* WORK TO COMPLETE
Restate the listing below word for word, omitting any images.

* Saved entries
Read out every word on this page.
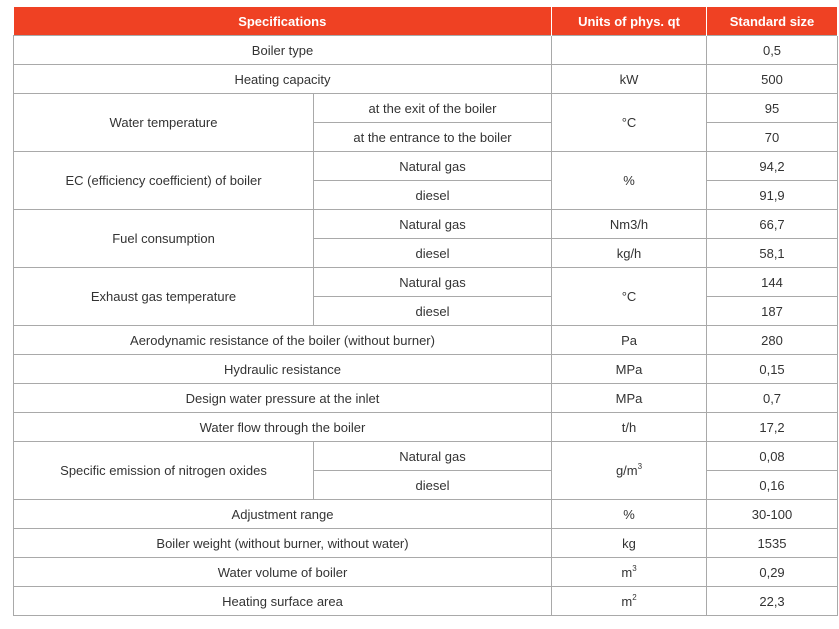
Specifications		Units of phys. qt	Standard size
Boiler type			0,5
Heating capacity		kW	500
Water temperature	at the exit of the boiler	°C	95
	at the entrance to the boiler		70
EC (efficiency coefficient) of boiler	Natural gas	%	94,2
	diesel		91,9
Fuel consumption	Natural gas	Nm3/h	66,7
	diesel	kg/h	58,1
Exhaust gas temperature	Natural gas	°C	144
	diesel		187
Aerodynamic resistance of the boiler (without burner)		Pa	280
Hydraulic resistance		MPa	0,15
Design water pressure at the inlet		MPa	0,7
Water flow through the boiler		t/h	17,2
Specific emission of nitrogen oxides	Natural gas	$g/m^3$	0,08
	diesel		0,16
Adjustment range		%	30-100
Boiler weight (without burner, without water)		kg	1535
Water volume of boiler		$m^3$	0,29
Heating surface area		$m^2$	22,3
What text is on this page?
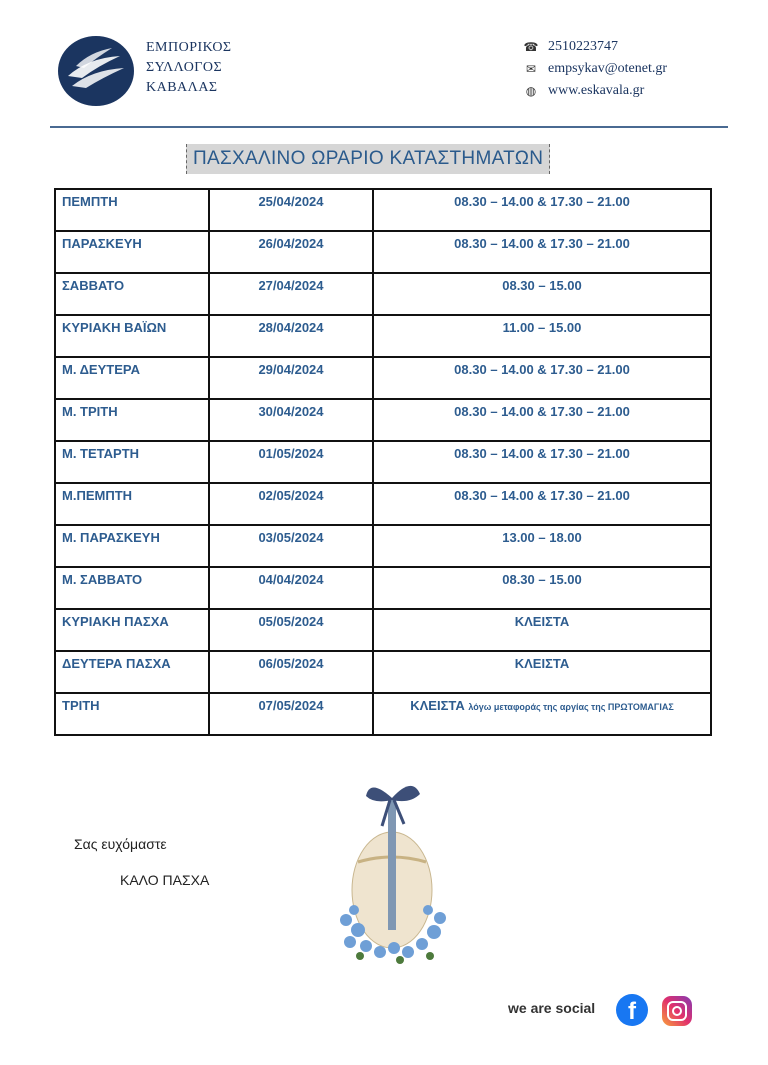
ΕΜΠΟΡΙΚΟΣ
ΣΥΛΛΟΓΟΣ
ΚΑΒΑΛΑΣ
☎ 2510223747
✉ empsykav@otenet.gr
◍ www.eskavala.gr
ΠΑΣΧΑΛΙΝΟ ΩΡΑΡΙΟ ΚΑΤΑΣΤΗΜΑΤΩΝ
ΠΕΜΠΤΗ	25/04/2024	08.30 – 14.00 & 17.30 – 21.00
ΠΑΡΑΣΚΕΥΗ	26/04/2024	08.30 – 14.00 & 17.30 – 21.00
ΣΑΒΒΑΤΟ	27/04/2024	08.30 – 15.00
ΚΥΡΙΑΚΗ ΒΑΪΩΝ	28/04/2024	11.00 – 15.00
Μ. ΔΕΥΤΕΡΑ	29/04/2024	08.30 – 14.00 & 17.30 – 21.00
Μ. ΤΡΙΤΗ	30/04/2024	08.30 – 14.00 & 17.30 – 21.00
Μ. ΤΕΤΑΡΤΗ	01/05/2024	08.30 – 14.00 & 17.30 – 21.00
Μ.ΠΕΜΠΤΗ	02/05/2024	08.30 – 14.00 & 17.30 – 21.00
Μ. ΠΑΡΑΣΚΕΥΗ	03/05/2024	13.00 – 18.00
Μ. ΣΑΒΒΑΤΟ	04/04/2024	08.30 – 15.00
ΚΥΡΙΑΚΗ ΠΑΣΧΑ	05/05/2024	ΚΛΕΙΣΤΑ
ΔΕΥΤΕΡΑ ΠΑΣΧΑ	06/05/2024	ΚΛΕΙΣΤΑ
ΤΡΙΤΗ	07/05/2024	ΚΛΕΙΣΤΑ λόγω μεταφοράς της αργίας της ΠΡΩΤΟΜΑΓΙΑΣ
Σας ευχόμαστε
ΚΑΛΟ ΠΑΣΧΑ
we are social	f
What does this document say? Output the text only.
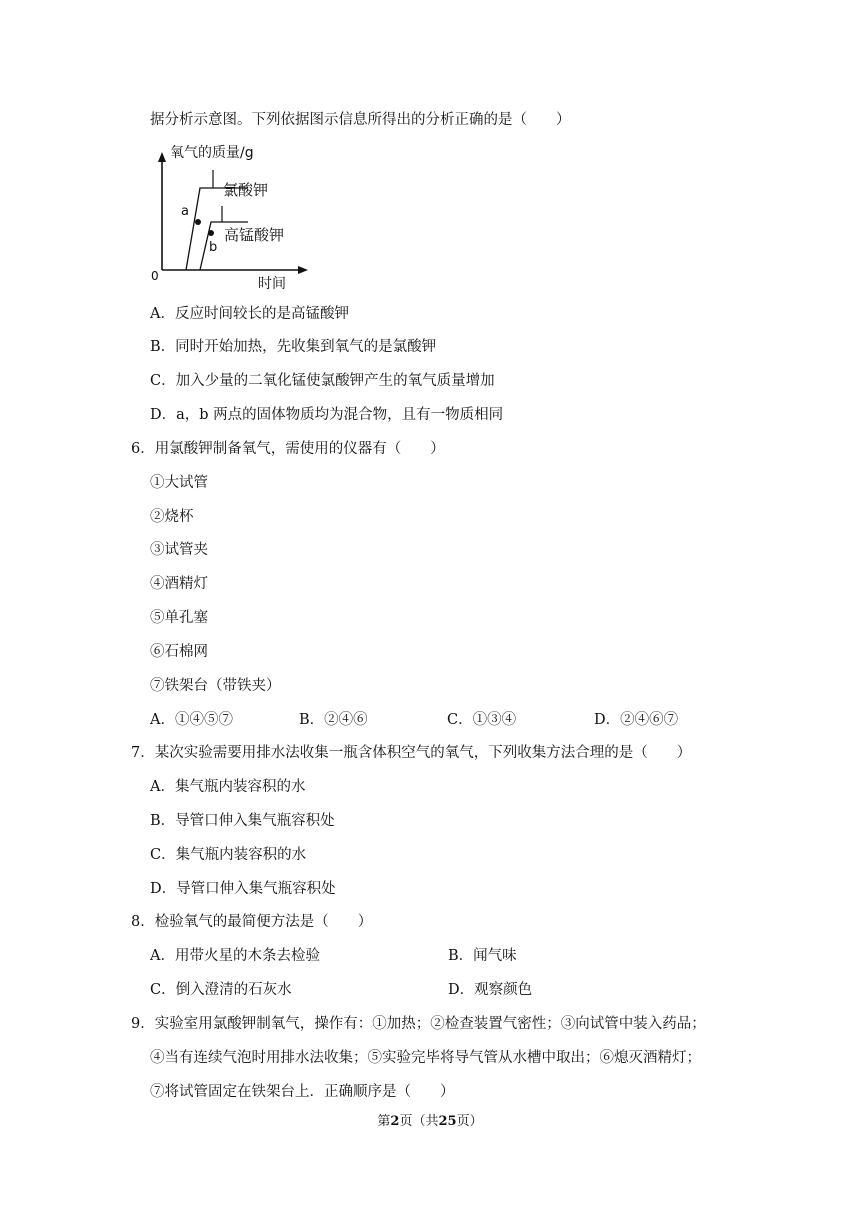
据分析示意图。下列依据图示信息所得出的分析正确的是（　　）
氧气的质量/g
时间
0
a
b
氯酸钾
高锰酸钾
A．反应时间较长的是高锰酸钾
B．同时开始加热，先收集到氧气的是氯酸钾
C．加入少量的二氧化锰使氯酸钾产生的氧气质量增加
D．a，b 两点的固体物质均为混合物，且有一物质相同
6．用氯酸钾制备氧气，需使用的仪器有（　　）
①大试管
②烧杯
③试管夹
④酒精灯
⑤单孔塞
⑥石棉网
⑦铁架台（带铁夹）
A．①④⑤⑦	B．②④⑥	C．①③④	D．②④⑥⑦
7．某次实验需要用排水法收集一瓶含体积空气的氧气，下列收集方法合理的是（　　）
A．集气瓶内装容积的水
B．导管口伸入集气瓶容积处
C．集气瓶内装容积的水
D．导管口伸入集气瓶容积处
8．检验氧气的最简便方法是（　　）
A．用带火星的木条去检验	B．闻气味
C．倒入澄清的石灰水	D．观察颜色
9．实验室用氯酸钾制氧气，操作有：①加热；②检查装置气密性；③向试管中装入药品；
④当有连续气泡时用排水法收集；⑤实验完毕将导气管从水槽中取出；⑥熄灭酒精灯；
⑦将试管固定在铁架台上．正确顺序是（　　）
第2页（共25页）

* PROBLEM SOLUTION
Read out every word on this page.
Specifications		Units of phys. qt	Standard size
Boiler type			0,5
Heating capacity		kW	500
Water temperature	at the exit of the boiler	°C	95
	at the entrance to the boiler		70
EC (efficiency coefficient) of boiler	Natural gas	%	94,2
	diesel		91,9
Fuel consumption	Natural gas	Nm3/h	66,7
	diesel	kg/h	58,1
Exhaust gas temperature	Natural gas	°C	144
	diesel		187
Aerodynamic resistance of the boiler (without burner)		Pa	280
Hydraulic resistance		MPa	0,15
Design water pressure at the inlet		MPa	0,7
Water flow through the boiler		t/h	17,2
Specific emission of nitrogen oxides	Natural gas	$g/m^3$	0,08
	diesel		0,16
Adjustment range		%	30-100
Boiler weight (without burner, without water)		kg	1535
Water volume of boiler		$m^3$	0,29
Heating surface area		$m^2$	22,3
What text is on this page?
ΕΜΠΟΡΙΚΟΣ
ΣΥΛΛΟΓΟΣ
ΚΑΒΑΛΑΣ
☎ 2510223747
✉ empsykav@otenet.gr
◍ www.eskavala.gr
ΠΑΣΧΑΛΙΝΟ ΩΡΑΡΙΟ ΚΑΤΑΣΤΗΜΑΤΩΝ
ΠΕΜΠΤΗ	25/04/2024	08.30 – 14.00 & 17.30 – 21.00
ΠΑΡΑΣΚΕΥΗ	26/04/2024	08.30 – 14.00 & 17.30 – 21.00
ΣΑΒΒΑΤΟ	27/04/2024	08.30 – 15.00
ΚΥΡΙΑΚΗ ΒΑΪΩΝ	28/04/2024	11.00 – 15.00
Μ. ΔΕΥΤΕΡΑ	29/04/2024	08.30 – 14.00 & 17.30 – 21.00
Μ. ΤΡΙΤΗ	30/04/2024	08.30 – 14.00 & 17.30 – 21.00
Μ. ΤΕΤΑΡΤΗ	01/05/2024	08.30 – 14.00 & 17.30 – 21.00
Μ.ΠΕΜΠΤΗ	02/05/2024	08.30 – 14.00 & 17.30 – 21.00
Μ. ΠΑΡΑΣΚΕΥΗ	03/05/2024	13.00 – 18.00
Μ. ΣΑΒΒΑΤΟ	04/04/2024	08.30 – 15.00
ΚΥΡΙΑΚΗ ΠΑΣΧΑ	05/05/2024	ΚΛΕΙΣΤΑ
ΔΕΥΤΕΡΑ ΠΑΣΧΑ	06/05/2024	ΚΛΕΙΣΤΑ
ΤΡΙΤΗ	07/05/2024	ΚΛΕΙΣΤΑ λόγω μεταφοράς της αργίας της ΠΡΩΤΟΜΑΓΙΑΣ
Σας ευχόμαστε
ΚΑΛΟ ΠΑΣΧΑ
we are social	f
What does this document say? Output the text only.
据分析示意图。下列依据图示信息所得出的分析正确的是（　　）
氧气的质量/g
时间
0
a
b
氯酸钾
高锰酸钾
A．反应时间较长的是高锰酸钾
B．同时开始加热，先收集到氧气的是氯酸钾
C．加入少量的二氧化锰使氯酸钾产生的氧气质量增加
D．a，b 两点的固体物质均为混合物，且有一物质相同
6．用氯酸钾制备氧气，需使用的仪器有（　　）
①大试管
②烧杯
③试管夹
④酒精灯
⑤单孔塞
⑥石棉网
⑦铁架台（带铁夹）
A．①④⑤⑦	B．②④⑥	C．①③④	D．②④⑥⑦
7．某次实验需要用排水法收集一瓶含体积空气的氧气，下列收集方法合理的是（　　）
A．集气瓶内装容积的水
B．导管口伸入集气瓶容积处
C．集气瓶内装容积的水
D．导管口伸入集气瓶容积处
8．检验氧气的最简便方法是（　　）
A．用带火星的木条去检验	B．闻气味
C．倒入澄清的石灰水	D．观察颜色
9．实验室用氯酸钾制氧气，操作有：①加热；②检查装置气密性；③向试管中装入药品；
④当有连续气泡时用排水法收集；⑤实验完毕将导气管从水槽中取出；⑥熄灭酒精灯；
⑦将试管固定在铁架台上．正确顺序是（　　）
第2页（共25页）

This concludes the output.